_Exercise requirements_
Copy out each line exactly as it appears.

--- START OF Exercise input ---

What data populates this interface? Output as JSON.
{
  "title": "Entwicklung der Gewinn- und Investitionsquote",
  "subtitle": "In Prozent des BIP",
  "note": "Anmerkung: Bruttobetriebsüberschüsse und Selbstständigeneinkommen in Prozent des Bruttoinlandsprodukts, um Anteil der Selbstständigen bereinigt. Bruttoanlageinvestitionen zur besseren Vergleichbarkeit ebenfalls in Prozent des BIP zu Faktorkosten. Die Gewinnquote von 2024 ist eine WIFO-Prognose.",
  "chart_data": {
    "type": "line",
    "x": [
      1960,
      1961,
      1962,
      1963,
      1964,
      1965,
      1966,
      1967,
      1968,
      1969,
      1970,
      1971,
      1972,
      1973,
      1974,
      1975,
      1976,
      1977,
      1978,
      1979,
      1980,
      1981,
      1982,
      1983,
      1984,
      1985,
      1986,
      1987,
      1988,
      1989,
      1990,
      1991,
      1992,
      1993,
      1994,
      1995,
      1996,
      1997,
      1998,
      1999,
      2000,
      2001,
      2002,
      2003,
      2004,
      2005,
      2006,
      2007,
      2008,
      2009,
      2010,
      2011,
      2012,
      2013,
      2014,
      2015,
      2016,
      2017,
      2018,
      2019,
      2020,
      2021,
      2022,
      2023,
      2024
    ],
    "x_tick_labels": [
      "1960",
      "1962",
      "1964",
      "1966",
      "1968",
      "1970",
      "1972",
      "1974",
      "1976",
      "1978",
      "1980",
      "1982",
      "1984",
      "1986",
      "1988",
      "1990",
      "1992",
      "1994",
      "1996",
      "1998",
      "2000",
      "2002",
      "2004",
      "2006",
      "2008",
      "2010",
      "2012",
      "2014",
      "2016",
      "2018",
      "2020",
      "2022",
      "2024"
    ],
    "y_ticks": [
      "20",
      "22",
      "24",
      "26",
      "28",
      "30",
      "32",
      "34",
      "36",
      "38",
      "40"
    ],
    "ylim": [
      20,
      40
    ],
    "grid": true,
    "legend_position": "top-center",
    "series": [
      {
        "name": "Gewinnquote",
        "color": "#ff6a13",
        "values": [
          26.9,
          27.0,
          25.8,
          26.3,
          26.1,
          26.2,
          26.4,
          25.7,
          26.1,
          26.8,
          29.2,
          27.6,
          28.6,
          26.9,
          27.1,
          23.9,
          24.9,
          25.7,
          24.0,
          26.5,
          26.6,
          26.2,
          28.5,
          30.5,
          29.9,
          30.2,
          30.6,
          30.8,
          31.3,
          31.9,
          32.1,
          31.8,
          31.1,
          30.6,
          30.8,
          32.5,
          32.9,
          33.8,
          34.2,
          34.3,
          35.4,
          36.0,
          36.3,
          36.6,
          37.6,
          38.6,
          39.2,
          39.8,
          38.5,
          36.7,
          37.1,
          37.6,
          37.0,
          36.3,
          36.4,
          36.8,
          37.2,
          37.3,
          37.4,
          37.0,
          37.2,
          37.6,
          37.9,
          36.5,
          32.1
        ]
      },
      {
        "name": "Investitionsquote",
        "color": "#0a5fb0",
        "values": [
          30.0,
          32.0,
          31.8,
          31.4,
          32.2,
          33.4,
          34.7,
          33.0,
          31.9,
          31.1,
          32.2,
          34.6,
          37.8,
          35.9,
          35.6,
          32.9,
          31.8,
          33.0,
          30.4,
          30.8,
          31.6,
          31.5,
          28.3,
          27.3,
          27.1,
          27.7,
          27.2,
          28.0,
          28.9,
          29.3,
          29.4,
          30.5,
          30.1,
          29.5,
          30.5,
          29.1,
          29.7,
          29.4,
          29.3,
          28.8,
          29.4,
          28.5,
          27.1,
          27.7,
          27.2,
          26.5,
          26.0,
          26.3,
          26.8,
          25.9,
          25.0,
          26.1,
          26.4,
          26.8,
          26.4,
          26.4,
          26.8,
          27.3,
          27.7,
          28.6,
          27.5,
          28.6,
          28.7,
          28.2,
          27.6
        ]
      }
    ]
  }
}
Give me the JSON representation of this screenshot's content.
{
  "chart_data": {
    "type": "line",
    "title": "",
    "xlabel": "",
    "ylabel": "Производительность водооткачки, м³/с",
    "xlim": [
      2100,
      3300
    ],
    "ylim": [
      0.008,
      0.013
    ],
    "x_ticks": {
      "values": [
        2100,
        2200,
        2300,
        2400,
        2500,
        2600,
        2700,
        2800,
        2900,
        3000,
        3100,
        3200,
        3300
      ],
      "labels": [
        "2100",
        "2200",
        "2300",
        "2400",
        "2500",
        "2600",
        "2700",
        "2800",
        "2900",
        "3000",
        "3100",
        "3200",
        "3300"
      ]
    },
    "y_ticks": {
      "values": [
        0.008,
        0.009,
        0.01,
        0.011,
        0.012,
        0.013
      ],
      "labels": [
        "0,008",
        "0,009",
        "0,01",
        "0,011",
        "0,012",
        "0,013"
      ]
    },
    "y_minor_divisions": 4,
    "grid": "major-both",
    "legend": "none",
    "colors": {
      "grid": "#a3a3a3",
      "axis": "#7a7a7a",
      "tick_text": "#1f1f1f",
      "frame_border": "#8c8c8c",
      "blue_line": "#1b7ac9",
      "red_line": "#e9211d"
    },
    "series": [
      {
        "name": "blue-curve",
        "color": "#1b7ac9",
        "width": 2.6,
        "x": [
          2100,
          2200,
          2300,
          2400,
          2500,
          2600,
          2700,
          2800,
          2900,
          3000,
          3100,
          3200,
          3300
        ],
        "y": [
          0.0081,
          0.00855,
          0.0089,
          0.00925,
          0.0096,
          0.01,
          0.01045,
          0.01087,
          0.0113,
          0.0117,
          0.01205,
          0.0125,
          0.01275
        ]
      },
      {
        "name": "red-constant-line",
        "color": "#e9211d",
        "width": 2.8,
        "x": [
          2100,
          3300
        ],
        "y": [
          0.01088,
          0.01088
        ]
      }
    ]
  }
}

--- END OF Exercise input ---

_Solution_
What data populates this interface? Output as JSON.
{
  "title": "Entwicklung der Gewinn- und Investitionsquote",
  "subtitle": "In Prozent des BIP",
  "note": "Anmerkung: Bruttobetriebsüberschüsse und Selbstständigeneinkommen in Prozent des Bruttoinlandsprodukts, um Anteil der Selbstständigen bereinigt. Bruttoanlageinvestitionen zur besseren Vergleichbarkeit ebenfalls in Prozent des BIP zu Faktorkosten. Die Gewinnquote von 2024 ist eine WIFO-Prognose.",
  "chart_data": {
    "type": "line",
    "x": [
      1960,
      1961,
      1962,
      1963,
      1964,
      1965,
      1966,
      1967,
      1968,
      1969,
      1970,
      1971,
      1972,
      1973,
      1974,
      1975,
      1976,
      1977,
      1978,
      1979,
      1980,
      1981,
      1982,
      1983,
      1984,
      1985,
      1986,
      1987,
      1988,
      1989,
      1990,
      1991,
      1992,
      1993,
      1994,
      1995,
      1996,
      1997,
      1998,
      1999,
      2000,
      2001,
      2002,
      2003,
      2004,
      2005,
      2006,
      2007,
      2008,
      2009,
      2010,
      2011,
      2012,
      2013,
      2014,
      2015,
      2016,
      2017,
      2018,
      2019,
      2020,
      2021,
      2022,
      2023,
      2024
    ],
    "x_tick_labels": [
      "1960",
      "1962",
      "1964",
      "1966",
      "1968",
      "1970",
      "1972",
      "1974",
      "1976",
      "1978",
      "1980",
      "1982",
      "1984",
      "1986",
      "1988",
      "1990",
      "1992",
      "1994",
      "1996",
      "1998",
      "2000",
      "2002",
      "2004",
      "2006",
      "2008",
      "2010",
      "2012",
      "2014",
      "2016",
      "2018",
      "2020",
      "2022",
      "2024"
    ],
    "y_ticks": [
      "20",
      "22",
      "24",
      "26",
      "28",
      "30",
      "32",
      "34",
      "36",
      "38",
      "40"
    ],
    "ylim": [
      20,
      40
    ],
    "grid": true,
    "legend_position": "top-center",
    "series": [
      {
        "name": "Gewinnquote",
        "color": "#ff6a13",
        "values": [
          26.9,
          27.0,
          25.8,
          26.3,
          26.1,
          26.2,
          26.4,
          25.7,
          26.1,
          26.8,
          29.2,
          27.6,
          28.6,
          26.9,
          27.1,
          23.9,
          24.9,
          25.7,
          24.0,
          26.5,
          26.6,
          26.2,
          28.5,
          30.5,
          29.9,
          30.2,
          30.6,
          30.8,
          31.3,
          31.9,
          32.1,
          31.8,
          31.1,
          30.6,
          30.8,
          32.5,
          32.9,
          33.8,
          34.2,
          34.3,
          35.4,
          36.0,
          36.3,
          36.6,
          37.6,
          38.6,
          39.2,
          39.8,
          38.5,
          36.7,
          37.1,
          37.6,
          37.0,
          36.3,
          36.4,
          36.8,
          37.2,
          37.3,
          37.4,
          37.0,
          37.2,
          37.6,
          37.9,
          36.5,
          32.1
        ]
      },
      {
        "name": "Investitionsquote",
        "color": "#0a5fb0",
        "values": [
          30.0,
          32.0,
          31.8,
          31.4,
          32.2,
          33.4,
          34.7,
          33.0,
          31.9,
          31.1,
          32.2,
          34.6,
          37.8,
          35.9,
          35.6,
          32.9,
          31.8,
          33.0,
          30.4,
          30.8,
          31.6,
          31.5,
          28.3,
          27.3,
          27.1,
          27.7,
          27.2,
          28.0,
          28.9,
          29.3,
          29.4,
          30.5,
          30.1,
          29.5,
          30.5,
          29.1,
          29.7,
          29.4,
          29.3,
          28.8,
          29.4,
          28.5,
          27.1,
          27.7,
          27.2,
          26.5,
          26.0,
          26.3,
          26.8,
          25.9,
          25.0,
          26.1,
          26.4,
          26.8,
          26.4,
          26.4,
          26.8,
          27.3,
          27.7,
          28.6,
          27.5,
          28.6,
          28.7,
          28.2,
          27.6
        ]
      }
    ]
  }
}
Give me the JSON representation of this screenshot's content.
{
  "chart_data": {
    "type": "line",
    "title": "",
    "xlabel": "",
    "ylabel": "Производительность водооткачки, м³/с",
    "xlim": [
      2100,
      3300
    ],
    "ylim": [
      0.008,
      0.013
    ],
    "x_ticks": {
      "values": [
        2100,
        2200,
        2300,
        2400,
        2500,
        2600,
        2700,
        2800,
        2900,
        3000,
        3100,
        3200,
        3300
      ],
      "labels": [
        "2100",
        "2200",
        "2300",
        "2400",
        "2500",
        "2600",
        "2700",
        "2800",
        "2900",
        "3000",
        "3100",
        "3200",
        "3300"
      ]
    },
    "y_ticks": {
      "values": [
        0.008,
        0.009,
        0.01,
        0.011,
        0.012,
        0.013
      ],
      "labels": [
        "0,008",
        "0,009",
        "0,01",
        "0,011",
        "0,012",
        "0,013"
      ]
    },
    "y_minor_divisions": 4,
    "grid": "major-both",
    "legend": "none",
    "colors": {
      "grid": "#a3a3a3",
      "axis": "#7a7a7a",
      "tick_text": "#1f1f1f",
      "frame_border": "#8c8c8c",
      "blue_line": "#1b7ac9",
      "red_line": "#e9211d"
    },
    "series": [
      {
        "name": "blue-curve",
        "color": "#1b7ac9",
        "width": 2.6,
        "x": [
          2100,
          2200,
          2300,
          2400,
          2500,
          2600,
          2700,
          2800,
          2900,
          3000,
          3100,
          3200,
          3300
        ],
        "y": [
          0.0081,
          0.00855,
          0.0089,
          0.00925,
          0.0096,
          0.01,
          0.01045,
          0.01087,
          0.0113,
          0.0117,
          0.01205,
          0.0125,
          0.01275
        ]
      },
      {
        "name": "red-constant-line",
        "color": "#e9211d",
        "width": 2.8,
        "x": [
          2100,
          3300
        ],
        "y": [
          0.01088,
          0.01088
        ]
      }
    ]
  }
}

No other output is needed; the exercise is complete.